STATED GOAL
Read the records below and copy each line that contains "name".

[Dataset items]
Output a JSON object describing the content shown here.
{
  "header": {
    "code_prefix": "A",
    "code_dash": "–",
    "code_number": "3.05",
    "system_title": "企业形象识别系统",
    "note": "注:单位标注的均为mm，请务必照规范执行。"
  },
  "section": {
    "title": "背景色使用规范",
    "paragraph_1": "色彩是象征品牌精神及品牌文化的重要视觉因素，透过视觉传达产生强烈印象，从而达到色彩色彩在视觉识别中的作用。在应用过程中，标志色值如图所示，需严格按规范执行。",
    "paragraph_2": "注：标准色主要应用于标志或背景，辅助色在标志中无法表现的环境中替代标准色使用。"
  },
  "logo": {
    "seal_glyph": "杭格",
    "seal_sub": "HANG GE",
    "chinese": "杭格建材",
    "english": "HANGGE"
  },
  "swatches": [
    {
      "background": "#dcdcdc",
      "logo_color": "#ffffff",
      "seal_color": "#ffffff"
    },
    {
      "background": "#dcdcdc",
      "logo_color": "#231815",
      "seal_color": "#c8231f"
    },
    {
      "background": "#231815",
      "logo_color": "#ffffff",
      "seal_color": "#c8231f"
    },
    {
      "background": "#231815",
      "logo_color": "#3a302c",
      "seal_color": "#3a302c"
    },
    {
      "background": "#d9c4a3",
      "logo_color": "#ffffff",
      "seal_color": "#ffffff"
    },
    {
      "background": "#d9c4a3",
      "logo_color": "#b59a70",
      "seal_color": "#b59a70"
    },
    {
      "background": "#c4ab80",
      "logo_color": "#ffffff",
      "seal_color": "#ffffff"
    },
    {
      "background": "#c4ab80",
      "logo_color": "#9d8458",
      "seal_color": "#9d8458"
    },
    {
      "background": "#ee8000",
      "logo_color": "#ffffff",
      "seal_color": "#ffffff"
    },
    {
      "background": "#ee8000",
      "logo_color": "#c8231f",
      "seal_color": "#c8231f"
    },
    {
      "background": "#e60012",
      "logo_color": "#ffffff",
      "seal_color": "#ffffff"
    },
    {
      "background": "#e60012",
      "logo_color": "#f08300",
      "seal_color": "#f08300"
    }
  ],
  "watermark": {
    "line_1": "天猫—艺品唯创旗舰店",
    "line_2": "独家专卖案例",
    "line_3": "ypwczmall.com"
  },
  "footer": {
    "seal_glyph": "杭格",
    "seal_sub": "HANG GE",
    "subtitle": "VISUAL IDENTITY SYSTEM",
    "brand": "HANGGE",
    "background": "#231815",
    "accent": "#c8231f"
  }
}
* * *
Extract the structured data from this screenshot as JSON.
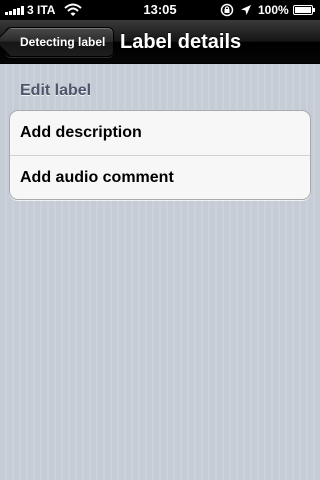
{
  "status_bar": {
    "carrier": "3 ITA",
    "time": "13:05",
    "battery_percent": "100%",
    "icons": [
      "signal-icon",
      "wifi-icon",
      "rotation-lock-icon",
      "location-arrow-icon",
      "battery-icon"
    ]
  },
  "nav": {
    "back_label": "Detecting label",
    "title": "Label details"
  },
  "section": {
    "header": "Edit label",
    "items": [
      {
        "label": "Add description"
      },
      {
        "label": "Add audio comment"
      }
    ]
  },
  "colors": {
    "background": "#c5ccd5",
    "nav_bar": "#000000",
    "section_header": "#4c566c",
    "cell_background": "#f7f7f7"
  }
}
* * *
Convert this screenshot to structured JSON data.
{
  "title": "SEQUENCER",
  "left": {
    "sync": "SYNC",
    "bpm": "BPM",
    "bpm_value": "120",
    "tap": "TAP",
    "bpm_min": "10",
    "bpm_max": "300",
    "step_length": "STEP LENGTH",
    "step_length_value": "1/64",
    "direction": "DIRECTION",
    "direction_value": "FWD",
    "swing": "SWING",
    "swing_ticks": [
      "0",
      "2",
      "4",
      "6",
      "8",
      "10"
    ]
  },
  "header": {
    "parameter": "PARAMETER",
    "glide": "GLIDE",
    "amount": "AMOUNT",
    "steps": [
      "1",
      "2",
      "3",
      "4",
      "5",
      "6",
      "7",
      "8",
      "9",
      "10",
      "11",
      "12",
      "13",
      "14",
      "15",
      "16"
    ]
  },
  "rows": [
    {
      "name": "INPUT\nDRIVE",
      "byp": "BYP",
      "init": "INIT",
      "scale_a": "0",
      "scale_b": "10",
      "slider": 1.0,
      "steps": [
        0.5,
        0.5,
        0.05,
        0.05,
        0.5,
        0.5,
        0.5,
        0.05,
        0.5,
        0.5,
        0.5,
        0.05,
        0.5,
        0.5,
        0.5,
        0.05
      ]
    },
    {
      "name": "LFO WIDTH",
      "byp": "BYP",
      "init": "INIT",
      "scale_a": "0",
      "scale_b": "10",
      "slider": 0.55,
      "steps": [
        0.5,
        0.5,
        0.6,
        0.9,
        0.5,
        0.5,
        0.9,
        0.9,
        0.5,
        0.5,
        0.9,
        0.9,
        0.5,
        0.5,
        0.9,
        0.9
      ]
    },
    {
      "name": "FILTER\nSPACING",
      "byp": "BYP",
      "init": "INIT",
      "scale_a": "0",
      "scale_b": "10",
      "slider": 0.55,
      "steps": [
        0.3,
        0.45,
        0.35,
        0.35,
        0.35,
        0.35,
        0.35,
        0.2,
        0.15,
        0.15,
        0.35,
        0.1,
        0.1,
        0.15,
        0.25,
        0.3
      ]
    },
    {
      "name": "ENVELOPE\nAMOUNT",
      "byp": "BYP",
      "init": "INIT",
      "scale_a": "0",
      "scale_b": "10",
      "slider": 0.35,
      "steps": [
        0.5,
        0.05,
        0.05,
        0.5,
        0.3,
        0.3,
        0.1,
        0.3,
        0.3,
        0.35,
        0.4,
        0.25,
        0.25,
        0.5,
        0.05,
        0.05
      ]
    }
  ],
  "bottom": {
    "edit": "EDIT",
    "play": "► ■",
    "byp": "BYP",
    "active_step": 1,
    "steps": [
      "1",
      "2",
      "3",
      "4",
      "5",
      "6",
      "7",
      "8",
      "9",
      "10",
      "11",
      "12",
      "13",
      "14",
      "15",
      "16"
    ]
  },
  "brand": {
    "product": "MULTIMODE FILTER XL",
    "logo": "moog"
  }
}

RESULT
      "name": "INPUT\nDRIVE",
      "name": "LFO WIDTH",
      "name": "FILTER\nSPACING",
      "name": "ENVELOPE\nAMOUNT",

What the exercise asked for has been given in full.